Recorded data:
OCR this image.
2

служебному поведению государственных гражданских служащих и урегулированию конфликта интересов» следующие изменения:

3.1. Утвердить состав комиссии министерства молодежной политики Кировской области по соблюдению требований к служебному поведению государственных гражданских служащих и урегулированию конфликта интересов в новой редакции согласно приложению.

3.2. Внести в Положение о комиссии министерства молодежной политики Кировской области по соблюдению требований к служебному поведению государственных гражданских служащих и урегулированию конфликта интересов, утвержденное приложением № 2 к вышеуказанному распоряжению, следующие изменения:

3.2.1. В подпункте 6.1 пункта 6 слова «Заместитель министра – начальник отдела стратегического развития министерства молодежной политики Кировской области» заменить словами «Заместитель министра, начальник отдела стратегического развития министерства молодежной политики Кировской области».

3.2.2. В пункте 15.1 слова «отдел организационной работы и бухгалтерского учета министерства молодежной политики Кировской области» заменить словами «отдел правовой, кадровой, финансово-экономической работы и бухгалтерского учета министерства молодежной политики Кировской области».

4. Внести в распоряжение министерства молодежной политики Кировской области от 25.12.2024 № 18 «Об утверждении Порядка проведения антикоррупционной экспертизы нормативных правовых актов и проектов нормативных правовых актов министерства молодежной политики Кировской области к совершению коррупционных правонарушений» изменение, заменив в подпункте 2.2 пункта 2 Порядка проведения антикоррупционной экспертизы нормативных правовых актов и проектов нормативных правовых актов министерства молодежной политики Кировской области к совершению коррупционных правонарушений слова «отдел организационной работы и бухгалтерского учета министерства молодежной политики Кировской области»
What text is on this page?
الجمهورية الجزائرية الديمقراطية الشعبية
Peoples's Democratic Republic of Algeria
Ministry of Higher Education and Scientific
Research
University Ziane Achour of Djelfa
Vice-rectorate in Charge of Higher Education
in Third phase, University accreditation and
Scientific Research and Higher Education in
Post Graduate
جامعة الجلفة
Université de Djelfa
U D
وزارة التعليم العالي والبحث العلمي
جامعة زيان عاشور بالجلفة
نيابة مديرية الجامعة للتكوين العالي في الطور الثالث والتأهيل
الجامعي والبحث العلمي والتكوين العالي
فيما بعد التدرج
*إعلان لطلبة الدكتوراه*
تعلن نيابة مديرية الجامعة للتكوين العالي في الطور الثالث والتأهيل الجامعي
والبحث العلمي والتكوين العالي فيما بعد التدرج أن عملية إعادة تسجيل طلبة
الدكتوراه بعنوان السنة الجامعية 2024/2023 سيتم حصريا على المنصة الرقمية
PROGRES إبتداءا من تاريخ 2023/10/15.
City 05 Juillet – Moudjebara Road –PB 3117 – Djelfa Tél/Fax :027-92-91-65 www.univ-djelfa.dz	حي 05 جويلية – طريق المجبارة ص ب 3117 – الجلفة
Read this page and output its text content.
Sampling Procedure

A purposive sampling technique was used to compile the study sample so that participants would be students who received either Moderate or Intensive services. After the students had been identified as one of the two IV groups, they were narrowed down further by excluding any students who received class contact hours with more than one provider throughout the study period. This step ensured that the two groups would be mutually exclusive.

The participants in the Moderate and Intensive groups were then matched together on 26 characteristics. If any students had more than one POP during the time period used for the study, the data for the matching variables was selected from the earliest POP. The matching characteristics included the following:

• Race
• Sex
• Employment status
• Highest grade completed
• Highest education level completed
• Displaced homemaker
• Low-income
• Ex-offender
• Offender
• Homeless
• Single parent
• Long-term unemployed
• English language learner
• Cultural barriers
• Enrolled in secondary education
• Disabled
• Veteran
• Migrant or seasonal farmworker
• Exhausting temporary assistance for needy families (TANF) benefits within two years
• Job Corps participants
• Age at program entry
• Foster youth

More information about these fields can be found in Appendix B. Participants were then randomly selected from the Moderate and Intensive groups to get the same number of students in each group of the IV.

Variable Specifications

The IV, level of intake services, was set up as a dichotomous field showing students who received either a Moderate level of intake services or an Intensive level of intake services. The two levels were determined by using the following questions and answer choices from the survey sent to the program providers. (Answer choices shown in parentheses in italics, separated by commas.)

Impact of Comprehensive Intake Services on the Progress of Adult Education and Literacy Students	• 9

- _STATED TASK_
Whichever lines contain the string "التدرج", select and copy them.

- _RESPONSE TO THE EXERCISE_
فيما بعد التدرج
والبحث العلمي والتكوين العالي فيما بعد التدرج أن عملية إعادة تسجيل طلبة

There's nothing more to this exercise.